- **Task prompt**: Each record below must be returned exactly as shown.

╔══

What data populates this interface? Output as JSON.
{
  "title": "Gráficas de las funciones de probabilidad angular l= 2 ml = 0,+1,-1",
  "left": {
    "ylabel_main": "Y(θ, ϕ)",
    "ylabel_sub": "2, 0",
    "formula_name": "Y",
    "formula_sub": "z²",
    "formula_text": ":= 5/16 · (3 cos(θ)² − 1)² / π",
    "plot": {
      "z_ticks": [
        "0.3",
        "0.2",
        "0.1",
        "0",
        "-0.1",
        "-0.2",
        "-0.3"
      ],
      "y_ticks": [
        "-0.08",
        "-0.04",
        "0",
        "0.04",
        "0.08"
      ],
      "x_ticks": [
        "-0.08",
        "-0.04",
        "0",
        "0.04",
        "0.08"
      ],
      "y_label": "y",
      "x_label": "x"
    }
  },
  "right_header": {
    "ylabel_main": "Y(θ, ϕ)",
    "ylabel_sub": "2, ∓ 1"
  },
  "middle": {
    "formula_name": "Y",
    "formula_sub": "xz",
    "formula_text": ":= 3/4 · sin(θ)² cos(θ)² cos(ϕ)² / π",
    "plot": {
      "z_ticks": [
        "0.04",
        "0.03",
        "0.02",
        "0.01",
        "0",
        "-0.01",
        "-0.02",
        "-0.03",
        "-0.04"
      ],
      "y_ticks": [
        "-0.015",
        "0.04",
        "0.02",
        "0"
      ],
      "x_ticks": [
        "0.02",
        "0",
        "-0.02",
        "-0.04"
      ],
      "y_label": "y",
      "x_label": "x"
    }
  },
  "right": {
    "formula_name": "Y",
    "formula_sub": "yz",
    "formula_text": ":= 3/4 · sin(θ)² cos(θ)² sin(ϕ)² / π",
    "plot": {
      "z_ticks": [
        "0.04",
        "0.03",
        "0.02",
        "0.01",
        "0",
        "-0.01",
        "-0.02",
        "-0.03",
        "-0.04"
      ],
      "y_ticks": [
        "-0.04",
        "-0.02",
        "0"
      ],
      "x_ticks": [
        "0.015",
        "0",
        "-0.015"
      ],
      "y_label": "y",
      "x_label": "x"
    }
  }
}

╚══

- **Exercise result**:
What data populates this interface? Output as JSON.
{
  "title": "Gráficas de las funciones de probabilidad angular l= 2 ml = 0,+1,-1",
  "left": {
    "ylabel_main": "Y(θ, ϕ)",
    "ylabel_sub": "2, 0",
    "formula_name": "Y",
    "formula_sub": "z²",
    "formula_text": ":= 5/16 · (3 cos(θ)² − 1)² / π",
    "plot": {
      "z_ticks": [
        "0.3",
        "0.2",
        "0.1",
        "0",
        "-0.1",
        "-0.2",
        "-0.3"
      ],
      "y_ticks": [
        "-0.08",
        "-0.04",
        "0",
        "0.04",
        "0.08"
      ],
      "x_ticks": [
        "-0.08",
        "-0.04",
        "0",
        "0.04",
        "0.08"
      ],
      "y_label": "y",
      "x_label": "x"
    }
  },
  "right_header": {
    "ylabel_main": "Y(θ, ϕ)",
    "ylabel_sub": "2, ∓ 1"
  },
  "middle": {
    "formula_name": "Y",
    "formula_sub": "xz",
    "formula_text": ":= 3/4 · sin(θ)² cos(θ)² cos(ϕ)² / π",
    "plot": {
      "z_ticks": [
        "0.04",
        "0.03",
        "0.02",
        "0.01",
        "0",
        "-0.01",
        "-0.02",
        "-0.03",
        "-0.04"
      ],
      "y_ticks": [
        "-0.015",
        "0.04",
        "0.02",
        "0"
      ],
      "x_ticks": [
        "0.02",
        "0",
        "-0.02",
        "-0.04"
      ],
      "y_label": "y",
      "x_label": "x"
    }
  },
  "right": {
    "formula_name": "Y",
    "formula_sub": "yz",
    "formula_text": ":= 3/4 · sin(θ)² cos(θ)² sin(ϕ)² / π",
    "plot": {
      "z_ticks": [
        "0.04",
        "0.03",
        "0.02",
        "0.01",
        "0",
        "-0.01",
        "-0.02",
        "-0.03",
        "-0.04"
      ],
      "y_ticks": [
        "-0.04",
        "-0.02",
        "0"
      ],
      "x_ticks": [
        "0.015",
        "0",
        "-0.015"
      ],
      "y_label": "y",
      "x_label": "x"
    }
  }
}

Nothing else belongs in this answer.